_MATERIAL PROVIDED:_
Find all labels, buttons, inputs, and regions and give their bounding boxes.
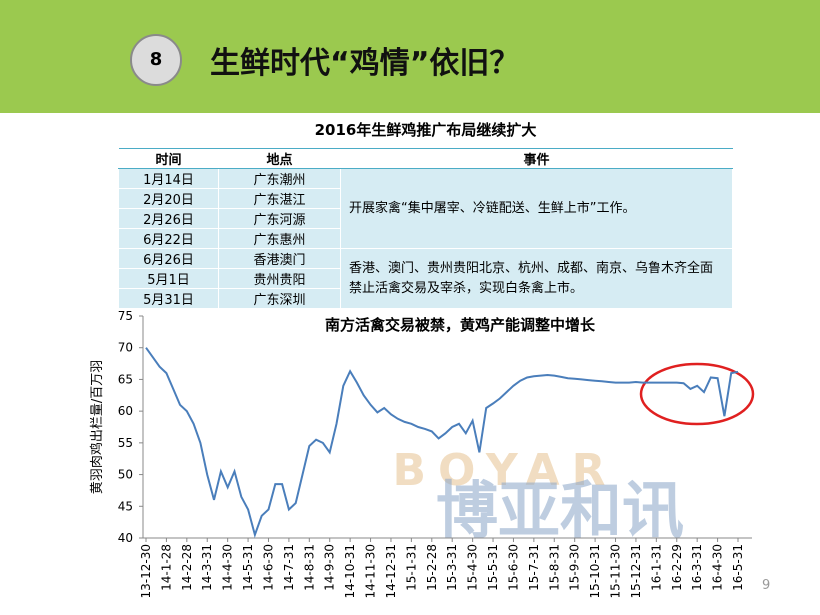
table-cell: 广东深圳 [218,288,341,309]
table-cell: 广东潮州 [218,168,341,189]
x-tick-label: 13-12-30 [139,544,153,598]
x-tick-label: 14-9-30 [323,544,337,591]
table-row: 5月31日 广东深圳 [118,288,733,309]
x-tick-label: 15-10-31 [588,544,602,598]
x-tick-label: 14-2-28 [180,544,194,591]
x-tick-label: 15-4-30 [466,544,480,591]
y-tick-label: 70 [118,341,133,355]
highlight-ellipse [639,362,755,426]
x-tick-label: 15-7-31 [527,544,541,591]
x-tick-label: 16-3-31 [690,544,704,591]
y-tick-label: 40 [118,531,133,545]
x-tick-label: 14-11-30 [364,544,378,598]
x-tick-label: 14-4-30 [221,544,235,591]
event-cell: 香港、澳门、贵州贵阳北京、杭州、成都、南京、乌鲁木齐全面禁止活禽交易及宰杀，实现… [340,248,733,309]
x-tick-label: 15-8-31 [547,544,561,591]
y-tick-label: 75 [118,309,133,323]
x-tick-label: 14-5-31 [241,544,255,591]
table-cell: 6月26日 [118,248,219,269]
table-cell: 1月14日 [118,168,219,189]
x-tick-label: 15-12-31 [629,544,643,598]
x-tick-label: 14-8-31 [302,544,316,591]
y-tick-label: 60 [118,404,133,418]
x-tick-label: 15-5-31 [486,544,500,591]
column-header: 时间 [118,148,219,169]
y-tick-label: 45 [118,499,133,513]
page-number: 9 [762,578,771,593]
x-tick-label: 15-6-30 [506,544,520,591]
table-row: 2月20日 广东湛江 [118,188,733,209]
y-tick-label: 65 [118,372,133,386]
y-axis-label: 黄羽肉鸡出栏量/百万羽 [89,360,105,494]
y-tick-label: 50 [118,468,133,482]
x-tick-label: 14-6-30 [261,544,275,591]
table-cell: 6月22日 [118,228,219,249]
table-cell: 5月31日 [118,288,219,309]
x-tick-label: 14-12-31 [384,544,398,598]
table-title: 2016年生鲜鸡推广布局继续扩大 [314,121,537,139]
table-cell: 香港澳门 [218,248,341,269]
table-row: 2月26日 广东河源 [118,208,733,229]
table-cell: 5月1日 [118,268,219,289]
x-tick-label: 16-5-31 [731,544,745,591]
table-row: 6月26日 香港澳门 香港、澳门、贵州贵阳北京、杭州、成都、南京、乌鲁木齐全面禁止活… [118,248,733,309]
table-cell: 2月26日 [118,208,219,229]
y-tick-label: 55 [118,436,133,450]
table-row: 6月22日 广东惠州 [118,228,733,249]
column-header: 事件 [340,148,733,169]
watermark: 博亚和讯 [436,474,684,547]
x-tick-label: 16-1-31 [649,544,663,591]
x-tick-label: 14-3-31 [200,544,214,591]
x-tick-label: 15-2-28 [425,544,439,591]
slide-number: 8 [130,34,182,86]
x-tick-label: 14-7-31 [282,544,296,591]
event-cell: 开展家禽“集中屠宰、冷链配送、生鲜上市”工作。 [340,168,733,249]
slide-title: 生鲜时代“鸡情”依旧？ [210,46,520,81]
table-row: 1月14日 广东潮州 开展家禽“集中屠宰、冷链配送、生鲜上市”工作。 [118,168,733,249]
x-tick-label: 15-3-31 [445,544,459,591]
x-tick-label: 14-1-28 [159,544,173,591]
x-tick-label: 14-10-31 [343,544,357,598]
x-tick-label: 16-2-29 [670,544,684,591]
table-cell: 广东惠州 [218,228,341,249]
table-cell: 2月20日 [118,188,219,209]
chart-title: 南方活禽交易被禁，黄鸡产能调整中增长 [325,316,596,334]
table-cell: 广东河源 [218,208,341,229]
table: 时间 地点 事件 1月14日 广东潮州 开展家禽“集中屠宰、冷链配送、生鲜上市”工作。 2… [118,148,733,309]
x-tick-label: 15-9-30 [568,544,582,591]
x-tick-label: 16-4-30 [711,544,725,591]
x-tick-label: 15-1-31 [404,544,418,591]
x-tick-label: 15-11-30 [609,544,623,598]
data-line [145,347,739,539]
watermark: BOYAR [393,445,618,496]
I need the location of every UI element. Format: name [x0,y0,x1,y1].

---

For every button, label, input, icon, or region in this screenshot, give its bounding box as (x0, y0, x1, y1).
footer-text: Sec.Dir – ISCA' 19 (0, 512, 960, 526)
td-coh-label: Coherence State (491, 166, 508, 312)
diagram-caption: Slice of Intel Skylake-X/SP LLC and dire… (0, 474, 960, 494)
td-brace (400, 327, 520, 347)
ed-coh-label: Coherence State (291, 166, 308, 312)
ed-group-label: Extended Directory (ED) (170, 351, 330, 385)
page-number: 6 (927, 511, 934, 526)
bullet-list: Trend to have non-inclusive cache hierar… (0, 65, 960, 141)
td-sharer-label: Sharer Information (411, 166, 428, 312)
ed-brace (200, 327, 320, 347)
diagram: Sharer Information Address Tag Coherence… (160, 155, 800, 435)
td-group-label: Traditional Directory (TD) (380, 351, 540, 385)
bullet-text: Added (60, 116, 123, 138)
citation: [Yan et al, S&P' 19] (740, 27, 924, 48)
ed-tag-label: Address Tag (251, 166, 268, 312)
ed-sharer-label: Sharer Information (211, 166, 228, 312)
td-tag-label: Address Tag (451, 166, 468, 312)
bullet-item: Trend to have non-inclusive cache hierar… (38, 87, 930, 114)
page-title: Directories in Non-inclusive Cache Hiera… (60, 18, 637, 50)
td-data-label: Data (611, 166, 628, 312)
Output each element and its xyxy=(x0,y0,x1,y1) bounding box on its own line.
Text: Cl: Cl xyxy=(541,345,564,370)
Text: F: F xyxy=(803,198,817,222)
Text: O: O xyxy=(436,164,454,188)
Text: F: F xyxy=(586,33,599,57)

_WHAT IS ASKED:_ Format the listing as a two-column CSV with the columns "request" and "answer", one row per request, each value in a single quoted field with line breaks replaced by spaces. Begin at the line that has "Find all labels, buttons, inputs, and", stop after the line that has "table-cell: 6月26日 [118,248,219,269]", and leave the pictures out.

_COMPLETED TASK:_
request,answer
"Find all labels, buttons, inputs, and regions and give their bounding boxes.","table-cell: 广东深圳 [218,288,341,309] table-cell: 广东潮州 [218,168,341,189] x-tick-label: 13-12-30 [139,544,153,598] x-tick-label: 14-9-30 [323,544,337,591] table-row: 5月31日 广东深圳 [118,288,733,309] x-tick-label: 15-10-31 [588,544,602,598] x-tick-label: 14-2-28 [180,544,194,591] x-tick-label: 15-4-30 [466,544,480,591] y-tick-label: 70 [118,341,133,355] highlight-ellipse [639,362,755,426] x-tick-label: 15-7-31 [527,544,541,591] x-tick-label: 16-3-31 [690,544,704,591] y-tick-label: 40 [118,531,133,545] x-tick-label: 14-11-30 [364,544,378,598] x-tick-label: 14-4-30 [221,544,235,591] event-cell: 香港、澳门、贵州贵阳北京、杭州、成都、南京、乌鲁木齐全面禁止活禽交易及宰杀，实现… [340,248,733,309] x-tick-label: 15-8-31 [547,544,561,591] y-tick-label: 75 [118,309,133,323] x-tick-label: 14-5-31 [241,544,255,591] table-cell: 6月26日 [118,248,219,269]"